* **Text passage**:
American businessman (1870–1945)

Thomas Arthur O'Donnell (June 26, 1870 – February 21, 1945), was an American pioneer in the California oil industry along with Edward L. Doheny, Charles A. Canfield and Max H. Whittier who became known as the "big four".

== Early life ==
O'Donnell was born in McKean, Erie County, Pennsylvania to Thomas O'Donnell and Myra Parsons,. He was of Irish descent. While still living in McKean Township he worked for some time as a newsboy until the age 12 when he left Pennsylvania and arrived in Florence, Colorado. He remained there for two years working in an all-around capacity as a grocery store clerk.

With his ambitions extending beyond the grocery store, O'Donnell went to work in a gold mine and for the next five years, with pick and shovel, became a very experienced miner by the age of 19. In 1889 he gave up mining and headed to California where he obtained a position at the Union Oil Company in Ventura County remaining there for four years where he mastered the oil business.

== Career ==
Leaving Union Oil in 1893, O'Donnell went to Los Angeles where he met Edward L. Doheny, a wealthy pioneer in the development of oil in California. Working as a field superintendent for Doheny for about a year, O'Donnell too saw the promise that the oil fields held and decided to go into business for himself forming a partnership drilling oil wells with Max H. Whittier. The partnership with Whittier lasted for five years, at the end of which, O'Donnell decided to continue alone becoming an independent driller, operator and oil land speculator.

In 1902, O'Donnell entered the oil fields in Coalinga, California, and his success there was one of the most remarkable on record. He organized several companies and financed many of them himself. As well as holding other positions in other companies, O'Donnell held presidencies in the Whittier Consolidated Oil Company, Midland Oil Fields Company, Four Oil Company, Section One Oil Company, Circle Oil Company, Maricopa Star Oil Company, California Star Oil Company, Buena Fe Petroleum and Salvia Oil Company.

When Doheny became interested in Mexican oil holdings in 1907, O'Donnell handled his interests in California and helped form the American Petroleum Company, followed by the American Oil Fields Company, holding the positions of vice-president and field manager of both companies. At the time, the two companies were among the largest independent concerns in the United States controlling wide areas of the best oil lands in the most productive districts of California.

In 1912, the two companies merged into the California Petroleum Corporation, known as CALPET. O'Donnell served as president and board chairman of CALPET until it was sold to the Texas Company (later known as Texaco). O'Donnell became a director in the Texas Company later retiring from that position.

During World War I, O'Donnell served with the Fuel Conservation Board and became national director of oil production for the United States Fuel Administration. Upon his departure, O'Donnell received a letter and check for one dollar from Harry A. Garfield, United States Fuel Administrator, as a token of appreciation in recognition of his service as a volunteer.

* **The data**:
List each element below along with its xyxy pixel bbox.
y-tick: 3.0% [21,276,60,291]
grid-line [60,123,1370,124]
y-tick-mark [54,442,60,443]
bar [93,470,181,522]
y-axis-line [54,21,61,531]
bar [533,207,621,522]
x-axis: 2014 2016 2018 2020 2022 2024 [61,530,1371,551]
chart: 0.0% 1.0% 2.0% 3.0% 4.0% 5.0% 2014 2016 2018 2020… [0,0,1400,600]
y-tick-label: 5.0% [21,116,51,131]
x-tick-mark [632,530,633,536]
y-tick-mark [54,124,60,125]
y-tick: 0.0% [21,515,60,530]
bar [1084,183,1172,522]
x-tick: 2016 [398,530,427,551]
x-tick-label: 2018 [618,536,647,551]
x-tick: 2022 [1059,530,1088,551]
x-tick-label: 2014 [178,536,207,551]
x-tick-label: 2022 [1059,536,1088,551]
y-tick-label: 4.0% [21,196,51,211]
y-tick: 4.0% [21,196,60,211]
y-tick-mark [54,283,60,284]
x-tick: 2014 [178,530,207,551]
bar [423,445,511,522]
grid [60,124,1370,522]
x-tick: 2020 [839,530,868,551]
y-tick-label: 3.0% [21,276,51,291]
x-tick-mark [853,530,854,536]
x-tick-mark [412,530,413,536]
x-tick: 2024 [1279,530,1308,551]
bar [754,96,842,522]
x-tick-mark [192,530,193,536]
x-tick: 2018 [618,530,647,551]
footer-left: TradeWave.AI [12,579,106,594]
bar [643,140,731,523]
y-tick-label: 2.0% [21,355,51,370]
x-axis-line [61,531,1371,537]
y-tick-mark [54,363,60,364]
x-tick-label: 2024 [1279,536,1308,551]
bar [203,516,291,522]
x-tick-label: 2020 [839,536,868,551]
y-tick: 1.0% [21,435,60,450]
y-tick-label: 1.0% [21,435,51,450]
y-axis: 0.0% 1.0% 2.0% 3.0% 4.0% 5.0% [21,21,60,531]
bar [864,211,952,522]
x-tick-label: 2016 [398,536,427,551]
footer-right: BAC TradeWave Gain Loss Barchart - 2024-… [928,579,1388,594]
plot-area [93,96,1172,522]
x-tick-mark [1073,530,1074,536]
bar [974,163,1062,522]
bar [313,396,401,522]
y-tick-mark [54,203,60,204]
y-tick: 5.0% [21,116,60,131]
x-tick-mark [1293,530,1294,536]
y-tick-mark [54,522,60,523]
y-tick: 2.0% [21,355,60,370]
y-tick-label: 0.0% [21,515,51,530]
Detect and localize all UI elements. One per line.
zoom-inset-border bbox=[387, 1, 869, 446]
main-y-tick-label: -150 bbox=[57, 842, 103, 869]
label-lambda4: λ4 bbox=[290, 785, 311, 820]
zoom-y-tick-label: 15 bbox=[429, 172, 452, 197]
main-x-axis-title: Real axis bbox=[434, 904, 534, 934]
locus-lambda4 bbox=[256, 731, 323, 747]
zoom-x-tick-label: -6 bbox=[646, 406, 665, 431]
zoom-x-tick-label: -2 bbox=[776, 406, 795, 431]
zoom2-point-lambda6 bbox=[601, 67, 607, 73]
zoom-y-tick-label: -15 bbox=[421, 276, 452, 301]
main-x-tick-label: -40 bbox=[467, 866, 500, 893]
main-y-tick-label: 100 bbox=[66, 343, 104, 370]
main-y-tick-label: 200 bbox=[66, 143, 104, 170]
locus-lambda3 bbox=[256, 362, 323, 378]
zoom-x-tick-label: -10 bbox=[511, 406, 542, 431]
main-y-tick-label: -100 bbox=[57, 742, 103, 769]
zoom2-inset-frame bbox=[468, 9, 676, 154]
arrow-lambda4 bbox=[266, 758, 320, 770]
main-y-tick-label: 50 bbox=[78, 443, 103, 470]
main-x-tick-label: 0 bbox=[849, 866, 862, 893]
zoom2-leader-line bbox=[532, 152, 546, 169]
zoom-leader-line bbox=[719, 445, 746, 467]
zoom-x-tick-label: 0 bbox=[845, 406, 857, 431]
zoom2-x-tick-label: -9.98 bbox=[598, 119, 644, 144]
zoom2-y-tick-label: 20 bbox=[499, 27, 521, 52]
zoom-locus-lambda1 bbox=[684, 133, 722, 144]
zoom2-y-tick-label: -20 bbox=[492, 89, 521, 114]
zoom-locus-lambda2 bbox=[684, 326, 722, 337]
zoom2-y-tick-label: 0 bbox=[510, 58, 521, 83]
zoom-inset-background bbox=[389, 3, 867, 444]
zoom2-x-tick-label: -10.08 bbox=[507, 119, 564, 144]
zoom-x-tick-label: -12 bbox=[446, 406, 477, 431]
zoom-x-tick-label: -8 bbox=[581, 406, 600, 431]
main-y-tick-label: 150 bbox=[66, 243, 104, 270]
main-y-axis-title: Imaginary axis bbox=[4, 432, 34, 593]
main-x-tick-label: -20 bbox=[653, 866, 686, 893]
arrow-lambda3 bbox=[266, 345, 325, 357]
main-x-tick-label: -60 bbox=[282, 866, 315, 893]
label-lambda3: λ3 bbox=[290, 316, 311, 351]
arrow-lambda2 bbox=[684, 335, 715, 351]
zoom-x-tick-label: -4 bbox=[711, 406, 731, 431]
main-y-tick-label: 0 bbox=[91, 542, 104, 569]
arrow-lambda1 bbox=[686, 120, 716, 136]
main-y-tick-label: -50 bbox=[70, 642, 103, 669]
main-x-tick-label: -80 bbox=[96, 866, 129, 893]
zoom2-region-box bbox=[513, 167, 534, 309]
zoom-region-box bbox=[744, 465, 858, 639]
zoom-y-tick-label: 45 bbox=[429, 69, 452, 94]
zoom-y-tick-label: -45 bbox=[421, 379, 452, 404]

* **Problems to solve**:
- A) According to the passage on Thomas O'Donnell, what work did he do during his two years in Florence, Colorado?
- B) From the passage on Thomas O'Donnell, transcribe everything between "In 1902, O'Donnell" and "Salvia Oil Company.", inclusive.

* **Expected responses**:
- A) He worked as a grocery store clerk.

- B)
In 1902, O'Donnell entered the oil fields in Coalinga, California, and his success there was one of the most remarkable on record. He organized several companies and financed many of them himself. As well as holding other positions in other companies, O'Donnell held presidencies in the Whittier Consolidated Oil Company, Midland Oil Fields Company, Four Oil Company, Section One Oil Company, Circle Oil Company, Maricopa Star Oil Company, California Star Oil Company, Buena Fe Petroleum and Salvia Oil Company.